Records from a data collection:

******

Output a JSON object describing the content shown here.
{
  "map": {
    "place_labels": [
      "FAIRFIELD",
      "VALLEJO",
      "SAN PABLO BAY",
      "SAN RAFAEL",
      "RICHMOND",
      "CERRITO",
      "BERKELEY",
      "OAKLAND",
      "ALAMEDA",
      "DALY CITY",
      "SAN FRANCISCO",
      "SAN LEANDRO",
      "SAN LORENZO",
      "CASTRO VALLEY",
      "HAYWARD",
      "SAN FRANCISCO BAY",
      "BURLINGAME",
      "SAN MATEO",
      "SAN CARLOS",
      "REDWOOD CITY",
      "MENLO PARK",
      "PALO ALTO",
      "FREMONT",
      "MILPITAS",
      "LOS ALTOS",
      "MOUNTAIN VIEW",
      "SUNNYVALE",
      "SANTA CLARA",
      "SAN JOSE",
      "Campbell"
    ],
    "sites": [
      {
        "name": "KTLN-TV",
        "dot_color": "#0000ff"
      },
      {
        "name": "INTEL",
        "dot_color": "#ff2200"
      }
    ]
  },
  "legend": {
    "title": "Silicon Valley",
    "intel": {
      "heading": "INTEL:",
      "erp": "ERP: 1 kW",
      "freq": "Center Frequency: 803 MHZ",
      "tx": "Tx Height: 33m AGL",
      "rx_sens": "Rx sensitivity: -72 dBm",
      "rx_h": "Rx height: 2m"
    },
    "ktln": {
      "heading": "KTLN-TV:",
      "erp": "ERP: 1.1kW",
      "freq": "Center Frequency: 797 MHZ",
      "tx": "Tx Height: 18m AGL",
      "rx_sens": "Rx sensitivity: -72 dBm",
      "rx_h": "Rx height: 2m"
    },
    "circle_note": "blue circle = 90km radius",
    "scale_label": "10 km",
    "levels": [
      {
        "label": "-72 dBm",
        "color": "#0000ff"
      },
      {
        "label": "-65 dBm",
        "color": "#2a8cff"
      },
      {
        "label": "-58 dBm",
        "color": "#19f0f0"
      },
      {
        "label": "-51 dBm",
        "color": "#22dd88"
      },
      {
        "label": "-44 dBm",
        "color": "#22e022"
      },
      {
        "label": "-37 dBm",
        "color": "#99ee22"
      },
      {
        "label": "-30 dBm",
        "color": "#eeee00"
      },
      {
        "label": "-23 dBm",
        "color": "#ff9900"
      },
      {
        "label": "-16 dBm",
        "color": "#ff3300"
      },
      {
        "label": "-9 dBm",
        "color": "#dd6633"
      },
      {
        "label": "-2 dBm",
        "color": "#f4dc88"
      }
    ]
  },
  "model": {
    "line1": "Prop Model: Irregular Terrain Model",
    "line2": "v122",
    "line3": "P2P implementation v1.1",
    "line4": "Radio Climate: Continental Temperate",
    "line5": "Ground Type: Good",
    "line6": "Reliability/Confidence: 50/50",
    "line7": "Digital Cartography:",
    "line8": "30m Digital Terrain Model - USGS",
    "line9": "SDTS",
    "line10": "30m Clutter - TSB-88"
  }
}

******

• _DIRECTION_: Set down the listing above in full, please, exactly as it appears.

• _ANSWER_:
Output a JSON object describing the content shown here.
{
  "map": {
    "place_labels": [
      "FAIRFIELD",
      "VALLEJO",
      "SAN PABLO BAY",
      "SAN RAFAEL",
      "RICHMOND",
      "CERRITO",
      "BERKELEY",
      "OAKLAND",
      "ALAMEDA",
      "DALY CITY",
      "SAN FRANCISCO",
      "SAN LEANDRO",
      "SAN LORENZO",
      "CASTRO VALLEY",
      "HAYWARD",
      "SAN FRANCISCO BAY",
      "BURLINGAME",
      "SAN MATEO",
      "SAN CARLOS",
      "REDWOOD CITY",
      "MENLO PARK",
      "PALO ALTO",
      "FREMONT",
      "MILPITAS",
      "LOS ALTOS",
      "MOUNTAIN VIEW",
      "SUNNYVALE",
      "SANTA CLARA",
      "SAN JOSE",
      "Campbell"
    ],
    "sites": [
      {
        "name": "KTLN-TV",
        "dot_color": "#0000ff"
      },
      {
        "name": "INTEL",
        "dot_color": "#ff2200"
      }
    ]
  },
  "legend": {
    "title": "Silicon Valley",
    "intel": {
      "heading": "INTEL:",
      "erp": "ERP: 1 kW",
      "freq": "Center Frequency: 803 MHZ",
      "tx": "Tx Height: 33m AGL",
      "rx_sens": "Rx sensitivity: -72 dBm",
      "rx_h": "Rx height: 2m"
    },
    "ktln": {
      "heading": "KTLN-TV:",
      "erp": "ERP: 1.1kW",
      "freq": "Center Frequency: 797 MHZ",
      "tx": "Tx Height: 18m AGL",
      "rx_sens": "Rx sensitivity: -72 dBm",
      "rx_h": "Rx height: 2m"
    },
    "circle_note": "blue circle = 90km radius",
    "scale_label": "10 km",
    "levels": [
      {
        "label": "-72 dBm",
        "color": "#0000ff"
      },
      {
        "label": "-65 dBm",
        "color": "#2a8cff"
      },
      {
        "label": "-58 dBm",
        "color": "#19f0f0"
      },
      {
        "label": "-51 dBm",
        "color": "#22dd88"
      },
      {
        "label": "-44 dBm",
        "color": "#22e022"
      },
      {
        "label": "-37 dBm",
        "color": "#99ee22"
      },
      {
        "label": "-30 dBm",
        "color": "#eeee00"
      },
      {
        "label": "-23 dBm",
        "color": "#ff9900"
      },
      {
        "label": "-16 dBm",
        "color": "#ff3300"
      },
      {
        "label": "-9 dBm",
        "color": "#dd6633"
      },
      {
        "label": "-2 dBm",
        "color": "#f4dc88"
      }
    ]
  },
  "model": {
    "line1": "Prop Model: Irregular Terrain Model",
    "line2": "v122",
    "line3": "P2P implementation v1.1",
    "line4": "Radio Climate: Continental Temperate",
    "line5": "Ground Type: Good",
    "line6": "Reliability/Confidence: 50/50",
    "line7": "Digital Cartography:",
    "line8": "30m Digital Terrain Model - USGS",
    "line9": "SDTS",
    "line10": "30m Clutter - TSB-88"
  }
}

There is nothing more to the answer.